◆ DESCRIPTION OF THE TASK:
What follows is a listing. Return every line of it exactly.

◆ DATA PROVIDED:
==*==

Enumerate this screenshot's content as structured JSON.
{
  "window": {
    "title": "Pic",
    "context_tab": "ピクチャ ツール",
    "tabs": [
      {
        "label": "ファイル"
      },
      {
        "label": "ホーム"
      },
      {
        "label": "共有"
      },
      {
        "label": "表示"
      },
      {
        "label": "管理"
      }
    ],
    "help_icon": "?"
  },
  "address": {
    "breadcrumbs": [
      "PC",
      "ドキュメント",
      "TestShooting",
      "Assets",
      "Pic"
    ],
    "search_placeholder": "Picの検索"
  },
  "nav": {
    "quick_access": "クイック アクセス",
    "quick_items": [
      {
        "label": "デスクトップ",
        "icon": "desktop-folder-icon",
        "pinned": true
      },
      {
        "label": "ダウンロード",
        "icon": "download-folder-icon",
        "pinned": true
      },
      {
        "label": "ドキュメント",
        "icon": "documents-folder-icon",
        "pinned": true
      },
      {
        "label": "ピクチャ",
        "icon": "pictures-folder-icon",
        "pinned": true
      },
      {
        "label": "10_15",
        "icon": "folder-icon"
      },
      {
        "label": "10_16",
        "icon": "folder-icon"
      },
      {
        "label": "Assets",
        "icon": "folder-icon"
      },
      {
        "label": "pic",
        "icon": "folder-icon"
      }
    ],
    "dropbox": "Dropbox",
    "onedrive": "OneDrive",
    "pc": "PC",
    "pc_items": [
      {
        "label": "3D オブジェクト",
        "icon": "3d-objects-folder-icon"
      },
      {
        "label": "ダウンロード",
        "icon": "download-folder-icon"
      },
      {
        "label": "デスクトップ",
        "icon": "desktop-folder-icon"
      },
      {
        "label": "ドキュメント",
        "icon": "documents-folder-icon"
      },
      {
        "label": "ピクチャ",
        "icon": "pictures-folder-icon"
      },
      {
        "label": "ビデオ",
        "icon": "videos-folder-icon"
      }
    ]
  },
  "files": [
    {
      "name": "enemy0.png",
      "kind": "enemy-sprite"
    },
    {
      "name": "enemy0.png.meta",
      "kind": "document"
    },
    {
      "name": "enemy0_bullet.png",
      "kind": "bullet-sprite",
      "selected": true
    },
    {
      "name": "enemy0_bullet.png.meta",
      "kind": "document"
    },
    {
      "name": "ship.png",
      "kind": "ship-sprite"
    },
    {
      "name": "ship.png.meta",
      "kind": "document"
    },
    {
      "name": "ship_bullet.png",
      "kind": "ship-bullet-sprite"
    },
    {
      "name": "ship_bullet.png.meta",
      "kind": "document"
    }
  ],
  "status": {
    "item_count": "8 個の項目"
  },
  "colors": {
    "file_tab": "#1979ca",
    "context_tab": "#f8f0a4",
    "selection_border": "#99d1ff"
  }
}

==*==

◆ OUTPUT OF THE EXERCISE:
Enumerate this screenshot's content as structured JSON.
{
  "window": {
    "title": "Pic",
    "context_tab": "ピクチャ ツール",
    "tabs": [
      {
        "label": "ファイル"
      },
      {
        "label": "ホーム"
      },
      {
        "label": "共有"
      },
      {
        "label": "表示"
      },
      {
        "label": "管理"
      }
    ],
    "help_icon": "?"
  },
  "address": {
    "breadcrumbs": [
      "PC",
      "ドキュメント",
      "TestShooting",
      "Assets",
      "Pic"
    ],
    "search_placeholder": "Picの検索"
  },
  "nav": {
    "quick_access": "クイック アクセス",
    "quick_items": [
      {
        "label": "デスクトップ",
        "icon": "desktop-folder-icon",
        "pinned": true
      },
      {
        "label": "ダウンロード",
        "icon": "download-folder-icon",
        "pinned": true
      },
      {
        "label": "ドキュメント",
        "icon": "documents-folder-icon",
        "pinned": true
      },
      {
        "label": "ピクチャ",
        "icon": "pictures-folder-icon",
        "pinned": true
      },
      {
        "label": "10_15",
        "icon": "folder-icon"
      },
      {
        "label": "10_16",
        "icon": "folder-icon"
      },
      {
        "label": "Assets",
        "icon": "folder-icon"
      },
      {
        "label": "pic",
        "icon": "folder-icon"
      }
    ],
    "dropbox": "Dropbox",
    "onedrive": "OneDrive",
    "pc": "PC",
    "pc_items": [
      {
        "label": "3D オブジェクト",
        "icon": "3d-objects-folder-icon"
      },
      {
        "label": "ダウンロード",
        "icon": "download-folder-icon"
      },
      {
        "label": "デスクトップ",
        "icon": "desktop-folder-icon"
      },
      {
        "label": "ドキュメント",
        "icon": "documents-folder-icon"
      },
      {
        "label": "ピクチャ",
        "icon": "pictures-folder-icon"
      },
      {
        "label": "ビデオ",
        "icon": "videos-folder-icon"
      }
    ]
  },
  "files": [
    {
      "name": "enemy0.png",
      "kind": "enemy-sprite"
    },
    {
      "name": "enemy0.png.meta",
      "kind": "document"
    },
    {
      "name": "enemy0_bullet.png",
      "kind": "bullet-sprite",
      "selected": true
    },
    {
      "name": "enemy0_bullet.png.meta",
      "kind": "document"
    },
    {
      "name": "ship.png",
      "kind": "ship-sprite"
    },
    {
      "name": "ship.png.meta",
      "kind": "document"
    },
    {
      "name": "ship_bullet.png",
      "kind": "ship-bullet-sprite"
    },
    {
      "name": "ship_bullet.png.meta",
      "kind": "document"
    }
  ],
  "status": {
    "item_count": "8 個の項目"
  },
  "colors": {
    "file_tab": "#1979ca",
    "context_tab": "#f8f0a4",
    "selection_border": "#99d1ff"
  }
}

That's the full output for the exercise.